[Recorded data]
◆ ◆ ◆

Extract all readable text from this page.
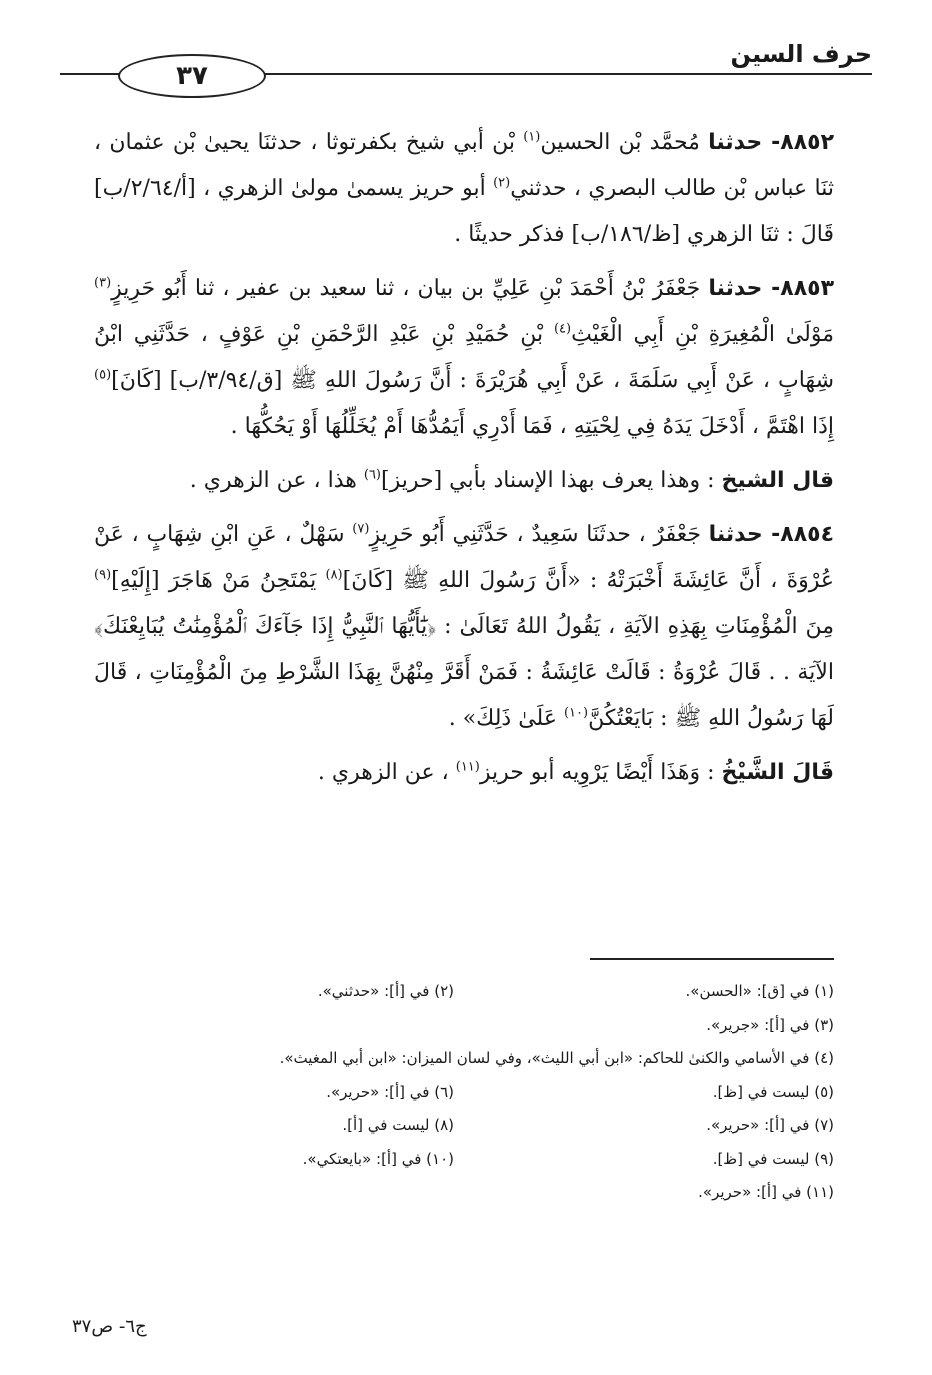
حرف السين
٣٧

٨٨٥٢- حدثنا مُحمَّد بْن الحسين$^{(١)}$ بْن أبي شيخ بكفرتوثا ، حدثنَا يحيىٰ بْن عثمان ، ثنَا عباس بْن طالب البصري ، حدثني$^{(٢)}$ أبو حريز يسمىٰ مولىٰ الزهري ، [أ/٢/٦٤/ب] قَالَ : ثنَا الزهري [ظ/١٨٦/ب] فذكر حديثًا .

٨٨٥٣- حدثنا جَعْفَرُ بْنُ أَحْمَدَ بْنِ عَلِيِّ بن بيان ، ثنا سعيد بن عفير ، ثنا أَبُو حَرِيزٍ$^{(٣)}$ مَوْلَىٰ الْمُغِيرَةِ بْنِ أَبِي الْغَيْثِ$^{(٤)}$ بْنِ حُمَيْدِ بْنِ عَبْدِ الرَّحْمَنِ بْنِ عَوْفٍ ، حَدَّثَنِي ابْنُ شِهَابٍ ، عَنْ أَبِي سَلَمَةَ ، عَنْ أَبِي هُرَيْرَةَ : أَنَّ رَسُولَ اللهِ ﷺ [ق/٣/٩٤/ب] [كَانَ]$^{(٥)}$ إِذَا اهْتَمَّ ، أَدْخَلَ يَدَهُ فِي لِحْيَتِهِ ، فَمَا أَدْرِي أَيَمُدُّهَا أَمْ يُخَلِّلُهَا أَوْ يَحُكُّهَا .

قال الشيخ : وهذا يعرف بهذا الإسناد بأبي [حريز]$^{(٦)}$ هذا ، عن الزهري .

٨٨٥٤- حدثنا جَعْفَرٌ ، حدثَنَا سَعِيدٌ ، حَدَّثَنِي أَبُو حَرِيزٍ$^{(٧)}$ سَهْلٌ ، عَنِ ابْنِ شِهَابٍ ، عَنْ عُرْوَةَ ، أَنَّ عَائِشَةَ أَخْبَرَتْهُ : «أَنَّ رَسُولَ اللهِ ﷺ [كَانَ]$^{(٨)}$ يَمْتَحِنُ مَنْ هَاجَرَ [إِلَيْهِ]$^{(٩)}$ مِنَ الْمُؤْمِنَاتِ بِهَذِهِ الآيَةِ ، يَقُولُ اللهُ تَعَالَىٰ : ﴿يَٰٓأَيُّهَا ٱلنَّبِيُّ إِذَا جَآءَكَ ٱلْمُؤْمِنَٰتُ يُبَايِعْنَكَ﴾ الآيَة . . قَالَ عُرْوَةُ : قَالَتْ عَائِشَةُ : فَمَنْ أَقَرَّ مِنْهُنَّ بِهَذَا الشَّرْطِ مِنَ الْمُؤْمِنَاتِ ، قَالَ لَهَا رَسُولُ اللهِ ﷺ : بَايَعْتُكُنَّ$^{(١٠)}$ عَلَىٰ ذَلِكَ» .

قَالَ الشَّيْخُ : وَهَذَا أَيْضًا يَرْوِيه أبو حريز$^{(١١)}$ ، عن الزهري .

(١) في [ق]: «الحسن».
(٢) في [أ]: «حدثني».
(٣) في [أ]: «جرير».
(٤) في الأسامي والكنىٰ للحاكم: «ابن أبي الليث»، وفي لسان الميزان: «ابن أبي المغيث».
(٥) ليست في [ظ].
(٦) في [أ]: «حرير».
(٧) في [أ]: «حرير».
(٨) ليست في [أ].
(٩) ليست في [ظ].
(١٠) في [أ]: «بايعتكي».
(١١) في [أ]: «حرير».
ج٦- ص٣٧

◆ ◆ ◆

SET TASK
Take the entries shown above and quote them verbatim, passing over the pictures.

RESULT OF THE TASK
Extract all readable text from this page.
حرف السين
٣٧

٨٨٥٢- حدثنا مُحمَّد بْن الحسين$^{(١)}$ بْن أبي شيخ بكفرتوثا ، حدثنَا يحيىٰ بْن عثمان ، ثنَا عباس بْن طالب البصري ، حدثني$^{(٢)}$ أبو حريز يسمىٰ مولىٰ الزهري ، [أ/٢/٦٤/ب] قَالَ : ثنَا الزهري [ظ/١٨٦/ب] فذكر حديثًا .

٨٨٥٣- حدثنا جَعْفَرُ بْنُ أَحْمَدَ بْنِ عَلِيِّ بن بيان ، ثنا سعيد بن عفير ، ثنا أَبُو حَرِيزٍ$^{(٣)}$ مَوْلَىٰ الْمُغِيرَةِ بْنِ أَبِي الْغَيْثِ$^{(٤)}$ بْنِ حُمَيْدِ بْنِ عَبْدِ الرَّحْمَنِ بْنِ عَوْفٍ ، حَدَّثَنِي ابْنُ شِهَابٍ ، عَنْ أَبِي سَلَمَةَ ، عَنْ أَبِي هُرَيْرَةَ : أَنَّ رَسُولَ اللهِ ﷺ [ق/٣/٩٤/ب] [كَانَ]$^{(٥)}$ إِذَا اهْتَمَّ ، أَدْخَلَ يَدَهُ فِي لِحْيَتِهِ ، فَمَا أَدْرِي أَيَمُدُّهَا أَمْ يُخَلِّلُهَا أَوْ يَحُكُّهَا .

قال الشيخ : وهذا يعرف بهذا الإسناد بأبي [حريز]$^{(٦)}$ هذا ، عن الزهري .

٨٨٥٤- حدثنا جَعْفَرٌ ، حدثَنَا سَعِيدٌ ، حَدَّثَنِي أَبُو حَرِيزٍ$^{(٧)}$ سَهْلٌ ، عَنِ ابْنِ شِهَابٍ ، عَنْ عُرْوَةَ ، أَنَّ عَائِشَةَ أَخْبَرَتْهُ : «أَنَّ رَسُولَ اللهِ ﷺ [كَانَ]$^{(٨)}$ يَمْتَحِنُ مَنْ هَاجَرَ [إِلَيْهِ]$^{(٩)}$ مِنَ الْمُؤْمِنَاتِ بِهَذِهِ الآيَةِ ، يَقُولُ اللهُ تَعَالَىٰ : ﴿يَٰٓأَيُّهَا ٱلنَّبِيُّ إِذَا جَآءَكَ ٱلْمُؤْمِنَٰتُ يُبَايِعْنَكَ﴾ الآيَة . . قَالَ عُرْوَةُ : قَالَتْ عَائِشَةُ : فَمَنْ أَقَرَّ مِنْهُنَّ بِهَذَا الشَّرْطِ مِنَ الْمُؤْمِنَاتِ ، قَالَ لَهَا رَسُولُ اللهِ ﷺ : بَايَعْتُكُنَّ$^{(١٠)}$ عَلَىٰ ذَلِكَ» .

قَالَ الشَّيْخُ : وَهَذَا أَيْضًا يَرْوِيه أبو حريز$^{(١١)}$ ، عن الزهري .

(١) في [ق]: «الحسن».
(٢) في [أ]: «حدثني».
(٣) في [أ]: «جرير».
(٤) في الأسامي والكنىٰ للحاكم: «ابن أبي الليث»، وفي لسان الميزان: «ابن أبي المغيث».
(٥) ليست في [ظ].
(٦) في [أ]: «حرير».
(٧) في [أ]: «حرير».
(٨) ليست في [أ].
(٩) ليست في [ظ].
(١٠) في [أ]: «بايعتكي».
(١١) في [أ]: «حرير».
ج٦- ص٣٧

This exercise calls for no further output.